Print, exactly as given, each line of the data from the line containing "Read out every word on this page." up to and including its last line.

╭──

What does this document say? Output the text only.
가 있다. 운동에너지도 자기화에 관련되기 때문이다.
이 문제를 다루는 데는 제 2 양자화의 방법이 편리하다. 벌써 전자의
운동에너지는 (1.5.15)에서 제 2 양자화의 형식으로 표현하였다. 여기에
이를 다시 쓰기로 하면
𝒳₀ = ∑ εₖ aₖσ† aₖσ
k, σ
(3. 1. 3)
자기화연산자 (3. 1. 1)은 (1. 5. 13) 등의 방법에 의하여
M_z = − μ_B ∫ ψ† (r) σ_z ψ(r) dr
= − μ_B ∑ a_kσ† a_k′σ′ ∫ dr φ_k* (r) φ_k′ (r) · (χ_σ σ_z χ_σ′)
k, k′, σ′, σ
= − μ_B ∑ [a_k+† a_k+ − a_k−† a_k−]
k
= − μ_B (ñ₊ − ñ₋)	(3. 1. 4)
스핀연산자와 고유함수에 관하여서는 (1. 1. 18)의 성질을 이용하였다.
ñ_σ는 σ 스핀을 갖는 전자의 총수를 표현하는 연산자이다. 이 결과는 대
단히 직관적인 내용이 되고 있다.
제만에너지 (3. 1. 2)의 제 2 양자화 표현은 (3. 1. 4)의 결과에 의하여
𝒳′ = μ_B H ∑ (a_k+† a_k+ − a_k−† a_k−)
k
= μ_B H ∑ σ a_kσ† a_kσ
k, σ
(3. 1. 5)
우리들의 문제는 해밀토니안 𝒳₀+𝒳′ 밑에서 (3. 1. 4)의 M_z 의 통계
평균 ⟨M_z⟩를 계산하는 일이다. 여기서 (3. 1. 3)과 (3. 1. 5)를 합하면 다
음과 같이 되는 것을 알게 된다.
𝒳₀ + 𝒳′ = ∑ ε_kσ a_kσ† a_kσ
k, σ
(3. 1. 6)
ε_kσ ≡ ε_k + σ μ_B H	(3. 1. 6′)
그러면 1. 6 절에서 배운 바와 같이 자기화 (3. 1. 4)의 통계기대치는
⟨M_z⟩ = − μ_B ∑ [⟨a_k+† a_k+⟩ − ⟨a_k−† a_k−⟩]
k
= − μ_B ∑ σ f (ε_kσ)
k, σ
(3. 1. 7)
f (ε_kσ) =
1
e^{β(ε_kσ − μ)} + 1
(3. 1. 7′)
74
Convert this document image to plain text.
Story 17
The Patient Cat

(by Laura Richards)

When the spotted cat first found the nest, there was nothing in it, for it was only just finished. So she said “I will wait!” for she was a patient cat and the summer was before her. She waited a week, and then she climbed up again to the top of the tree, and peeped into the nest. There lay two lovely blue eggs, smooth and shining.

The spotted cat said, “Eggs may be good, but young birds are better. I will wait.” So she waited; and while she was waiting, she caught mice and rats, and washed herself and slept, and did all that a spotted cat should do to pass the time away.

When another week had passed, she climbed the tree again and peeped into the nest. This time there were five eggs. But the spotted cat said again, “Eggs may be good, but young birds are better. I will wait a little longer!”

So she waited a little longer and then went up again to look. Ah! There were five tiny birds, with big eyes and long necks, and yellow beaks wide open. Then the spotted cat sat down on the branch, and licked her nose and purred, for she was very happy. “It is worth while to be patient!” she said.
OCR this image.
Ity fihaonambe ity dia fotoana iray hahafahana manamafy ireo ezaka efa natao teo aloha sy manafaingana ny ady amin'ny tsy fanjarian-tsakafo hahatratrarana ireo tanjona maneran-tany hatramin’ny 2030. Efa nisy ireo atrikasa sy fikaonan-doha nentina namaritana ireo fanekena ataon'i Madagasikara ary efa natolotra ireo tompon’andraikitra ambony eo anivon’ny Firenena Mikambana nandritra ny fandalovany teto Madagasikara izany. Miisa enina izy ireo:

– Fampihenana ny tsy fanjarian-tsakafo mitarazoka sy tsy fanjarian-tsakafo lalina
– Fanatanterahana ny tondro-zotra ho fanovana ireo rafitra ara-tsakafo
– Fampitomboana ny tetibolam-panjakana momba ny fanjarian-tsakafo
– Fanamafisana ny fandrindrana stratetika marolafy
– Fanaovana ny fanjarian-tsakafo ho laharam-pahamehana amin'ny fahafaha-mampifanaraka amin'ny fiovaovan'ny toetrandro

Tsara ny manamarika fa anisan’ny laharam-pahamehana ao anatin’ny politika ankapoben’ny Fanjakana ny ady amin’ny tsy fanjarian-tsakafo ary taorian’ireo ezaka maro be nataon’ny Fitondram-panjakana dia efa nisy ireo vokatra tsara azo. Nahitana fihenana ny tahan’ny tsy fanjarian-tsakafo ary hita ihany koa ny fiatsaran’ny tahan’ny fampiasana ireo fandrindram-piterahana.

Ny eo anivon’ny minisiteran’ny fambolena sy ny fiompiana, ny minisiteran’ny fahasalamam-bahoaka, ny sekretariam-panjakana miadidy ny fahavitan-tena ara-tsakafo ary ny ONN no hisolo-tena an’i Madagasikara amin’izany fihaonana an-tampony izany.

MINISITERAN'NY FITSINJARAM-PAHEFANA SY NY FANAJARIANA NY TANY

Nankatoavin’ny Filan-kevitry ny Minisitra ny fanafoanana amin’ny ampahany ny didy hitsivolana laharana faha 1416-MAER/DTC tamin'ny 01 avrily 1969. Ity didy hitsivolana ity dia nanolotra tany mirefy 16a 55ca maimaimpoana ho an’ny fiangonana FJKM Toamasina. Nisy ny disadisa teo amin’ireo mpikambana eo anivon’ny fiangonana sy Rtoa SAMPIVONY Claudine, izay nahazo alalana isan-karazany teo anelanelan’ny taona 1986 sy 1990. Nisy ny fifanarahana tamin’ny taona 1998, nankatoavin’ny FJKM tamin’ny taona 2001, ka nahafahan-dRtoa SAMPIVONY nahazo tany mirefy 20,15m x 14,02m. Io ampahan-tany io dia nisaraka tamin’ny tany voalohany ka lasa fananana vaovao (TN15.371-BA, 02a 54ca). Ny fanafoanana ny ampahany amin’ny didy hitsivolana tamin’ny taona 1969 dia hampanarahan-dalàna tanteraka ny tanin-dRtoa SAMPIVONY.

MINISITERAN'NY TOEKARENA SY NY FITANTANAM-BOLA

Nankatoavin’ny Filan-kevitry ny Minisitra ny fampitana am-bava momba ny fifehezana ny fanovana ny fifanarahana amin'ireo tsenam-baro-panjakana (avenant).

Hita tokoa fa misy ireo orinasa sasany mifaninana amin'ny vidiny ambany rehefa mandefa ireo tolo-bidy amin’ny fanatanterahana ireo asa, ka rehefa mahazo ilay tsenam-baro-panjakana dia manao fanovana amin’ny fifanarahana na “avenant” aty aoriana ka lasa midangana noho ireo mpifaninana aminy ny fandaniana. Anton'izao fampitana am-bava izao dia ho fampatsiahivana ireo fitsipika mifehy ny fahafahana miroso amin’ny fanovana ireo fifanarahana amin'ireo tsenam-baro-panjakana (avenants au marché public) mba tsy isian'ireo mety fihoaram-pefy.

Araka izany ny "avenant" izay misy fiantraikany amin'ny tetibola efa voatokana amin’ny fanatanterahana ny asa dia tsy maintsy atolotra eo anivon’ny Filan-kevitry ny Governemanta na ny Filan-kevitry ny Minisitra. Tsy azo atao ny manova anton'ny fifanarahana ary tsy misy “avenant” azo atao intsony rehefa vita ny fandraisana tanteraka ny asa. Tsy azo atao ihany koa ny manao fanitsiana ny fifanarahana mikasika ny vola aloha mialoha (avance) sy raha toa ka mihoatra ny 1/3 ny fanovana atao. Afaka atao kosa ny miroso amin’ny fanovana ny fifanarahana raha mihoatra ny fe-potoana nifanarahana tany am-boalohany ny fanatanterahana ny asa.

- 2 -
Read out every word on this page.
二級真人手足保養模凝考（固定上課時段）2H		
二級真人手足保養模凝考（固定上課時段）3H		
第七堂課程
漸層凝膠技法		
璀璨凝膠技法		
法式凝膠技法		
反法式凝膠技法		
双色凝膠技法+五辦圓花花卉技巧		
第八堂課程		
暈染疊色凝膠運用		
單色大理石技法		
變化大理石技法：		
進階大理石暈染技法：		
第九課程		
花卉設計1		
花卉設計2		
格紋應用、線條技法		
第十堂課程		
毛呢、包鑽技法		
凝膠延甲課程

╰──

:: Reply ::
Read out every word on this page.
二級真人手足保養模凝考（固定上課時段）2H		
二級真人手足保養模凝考（固定上課時段）3H		
第七堂課程
漸層凝膠技法		
璀璨凝膠技法		
法式凝膠技法		
反法式凝膠技法		
双色凝膠技法+五辦圓花花卉技巧		
第八堂課程		
暈染疊色凝膠運用		
單色大理石技法		
變化大理石技法：		
進階大理石暈染技法：		
第九課程		
花卉設計1		
花卉設計2		
格紋應用、線條技法		
第十堂課程		
毛呢、包鑽技法		
凝膠延甲課程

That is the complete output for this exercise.